#### AIM OF THE TASK:
Restate each of the lines given below, word for word.

#### DATA:

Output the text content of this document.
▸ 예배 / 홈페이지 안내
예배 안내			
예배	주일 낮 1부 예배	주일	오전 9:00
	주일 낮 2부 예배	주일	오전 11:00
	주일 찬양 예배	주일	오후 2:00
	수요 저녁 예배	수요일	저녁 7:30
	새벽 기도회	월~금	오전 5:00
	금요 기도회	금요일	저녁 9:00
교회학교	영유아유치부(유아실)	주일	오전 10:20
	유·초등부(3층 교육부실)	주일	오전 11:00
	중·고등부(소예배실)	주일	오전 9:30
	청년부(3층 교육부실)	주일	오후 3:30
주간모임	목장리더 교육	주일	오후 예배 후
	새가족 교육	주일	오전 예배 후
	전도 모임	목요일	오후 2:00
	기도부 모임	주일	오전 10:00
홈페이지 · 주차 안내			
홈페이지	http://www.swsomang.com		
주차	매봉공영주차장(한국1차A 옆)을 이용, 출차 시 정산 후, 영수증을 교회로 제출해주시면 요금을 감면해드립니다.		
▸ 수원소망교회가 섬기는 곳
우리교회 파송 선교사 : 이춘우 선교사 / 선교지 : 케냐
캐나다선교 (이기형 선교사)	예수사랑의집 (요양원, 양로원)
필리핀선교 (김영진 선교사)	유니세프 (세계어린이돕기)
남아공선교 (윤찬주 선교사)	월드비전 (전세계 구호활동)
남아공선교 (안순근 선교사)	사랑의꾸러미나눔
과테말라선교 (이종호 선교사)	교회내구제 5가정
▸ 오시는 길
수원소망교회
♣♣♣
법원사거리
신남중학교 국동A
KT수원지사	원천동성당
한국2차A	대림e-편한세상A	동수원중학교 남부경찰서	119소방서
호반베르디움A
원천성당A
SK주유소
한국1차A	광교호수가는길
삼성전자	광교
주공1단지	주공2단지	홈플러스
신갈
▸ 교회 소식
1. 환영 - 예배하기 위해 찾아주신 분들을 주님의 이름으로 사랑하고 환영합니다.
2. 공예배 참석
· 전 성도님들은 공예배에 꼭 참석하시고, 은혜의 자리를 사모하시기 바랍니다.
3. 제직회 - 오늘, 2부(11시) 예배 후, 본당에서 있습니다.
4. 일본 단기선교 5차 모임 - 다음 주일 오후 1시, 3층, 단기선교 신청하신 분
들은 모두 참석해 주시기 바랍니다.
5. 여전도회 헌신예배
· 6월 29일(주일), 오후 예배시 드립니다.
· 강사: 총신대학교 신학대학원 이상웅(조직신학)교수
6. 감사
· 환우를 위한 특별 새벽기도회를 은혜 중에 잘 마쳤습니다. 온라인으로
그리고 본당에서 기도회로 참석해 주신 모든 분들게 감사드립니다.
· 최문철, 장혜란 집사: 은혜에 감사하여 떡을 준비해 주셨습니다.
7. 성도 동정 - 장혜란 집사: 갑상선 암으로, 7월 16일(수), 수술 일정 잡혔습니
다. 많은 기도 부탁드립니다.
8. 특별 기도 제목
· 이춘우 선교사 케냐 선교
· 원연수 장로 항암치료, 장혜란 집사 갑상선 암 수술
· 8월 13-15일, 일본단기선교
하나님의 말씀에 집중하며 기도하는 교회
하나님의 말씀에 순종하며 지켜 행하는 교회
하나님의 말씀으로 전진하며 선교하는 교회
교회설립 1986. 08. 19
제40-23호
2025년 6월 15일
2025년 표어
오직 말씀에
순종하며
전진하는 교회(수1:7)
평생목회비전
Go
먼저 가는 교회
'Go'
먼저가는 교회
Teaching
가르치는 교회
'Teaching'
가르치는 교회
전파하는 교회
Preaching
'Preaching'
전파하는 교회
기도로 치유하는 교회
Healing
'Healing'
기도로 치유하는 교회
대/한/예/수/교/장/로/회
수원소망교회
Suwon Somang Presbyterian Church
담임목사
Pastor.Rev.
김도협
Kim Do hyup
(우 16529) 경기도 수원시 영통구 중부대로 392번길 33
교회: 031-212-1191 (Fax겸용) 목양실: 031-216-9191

#### RESPONSE TO THIS TASK:
Output the text content of this document.
▸ 예배 / 홈페이지 안내
예배 안내			
예배	주일 낮 1부 예배	주일	오전 9:00
	주일 낮 2부 예배	주일	오전 11:00
	주일 찬양 예배	주일	오후 2:00
	수요 저녁 예배	수요일	저녁 7:30
	새벽 기도회	월~금	오전 5:00
	금요 기도회	금요일	저녁 9:00
교회학교	영유아유치부(유아실)	주일	오전 10:20
	유·초등부(3층 교육부실)	주일	오전 11:00
	중·고등부(소예배실)	주일	오전 9:30
	청년부(3층 교육부실)	주일	오후 3:30
주간모임	목장리더 교육	주일	오후 예배 후
	새가족 교육	주일	오전 예배 후
	전도 모임	목요일	오후 2:00
	기도부 모임	주일	오전 10:00
홈페이지 · 주차 안내			
홈페이지	http://www.swsomang.com		
주차	매봉공영주차장(한국1차A 옆)을 이용, 출차 시 정산 후, 영수증을 교회로 제출해주시면 요금을 감면해드립니다.		
▸ 수원소망교회가 섬기는 곳
우리교회 파송 선교사 : 이춘우 선교사 / 선교지 : 케냐
캐나다선교 (이기형 선교사)	예수사랑의집 (요양원, 양로원)
필리핀선교 (김영진 선교사)	유니세프 (세계어린이돕기)
남아공선교 (윤찬주 선교사)	월드비전 (전세계 구호활동)
남아공선교 (안순근 선교사)	사랑의꾸러미나눔
과테말라선교 (이종호 선교사)	교회내구제 5가정
▸ 오시는 길
수원소망교회
♣♣♣
법원사거리
신남중학교 국동A
KT수원지사	원천동성당
한국2차A	대림e-편한세상A	동수원중학교 남부경찰서	119소방서
호반베르디움A
원천성당A
SK주유소
한국1차A	광교호수가는길
삼성전자	광교
주공1단지	주공2단지	홈플러스
신갈
▸ 교회 소식
1. 환영 - 예배하기 위해 찾아주신 분들을 주님의 이름으로 사랑하고 환영합니다.
2. 공예배 참석
· 전 성도님들은 공예배에 꼭 참석하시고, 은혜의 자리를 사모하시기 바랍니다.
3. 제직회 - 오늘, 2부(11시) 예배 후, 본당에서 있습니다.
4. 일본 단기선교 5차 모임 - 다음 주일 오후 1시, 3층, 단기선교 신청하신 분
들은 모두 참석해 주시기 바랍니다.
5. 여전도회 헌신예배
· 6월 29일(주일), 오후 예배시 드립니다.
· 강사: 총신대학교 신학대학원 이상웅(조직신학)교수
6. 감사
· 환우를 위한 특별 새벽기도회를 은혜 중에 잘 마쳤습니다. 온라인으로
그리고 본당에서 기도회로 참석해 주신 모든 분들게 감사드립니다.
· 최문철, 장혜란 집사: 은혜에 감사하여 떡을 준비해 주셨습니다.
7. 성도 동정 - 장혜란 집사: 갑상선 암으로, 7월 16일(수), 수술 일정 잡혔습니
다. 많은 기도 부탁드립니다.
8. 특별 기도 제목
· 이춘우 선교사 케냐 선교
· 원연수 장로 항암치료, 장혜란 집사 갑상선 암 수술
· 8월 13-15일, 일본단기선교
하나님의 말씀에 집중하며 기도하는 교회
하나님의 말씀에 순종하며 지켜 행하는 교회
하나님의 말씀으로 전진하며 선교하는 교회
교회설립 1986. 08. 19
제40-23호
2025년 6월 15일
2025년 표어
오직 말씀에
순종하며
전진하는 교회(수1:7)
평생목회비전
Go
먼저 가는 교회
'Go'
먼저가는 교회
Teaching
가르치는 교회
'Teaching'
가르치는 교회
전파하는 교회
Preaching
'Preaching'
전파하는 교회
기도로 치유하는 교회
Healing
'Healing'
기도로 치유하는 교회
대/한/예/수/교/장/로/회
수원소망교회
Suwon Somang Presbyterian Church
담임목사
Pastor.Rev.
김도협
Kim Do hyup
(우 16529) 경기도 수원시 영통구 중부대로 392번길 33
교회: 031-212-1191 (Fax겸용) 목양실: 031-216-9191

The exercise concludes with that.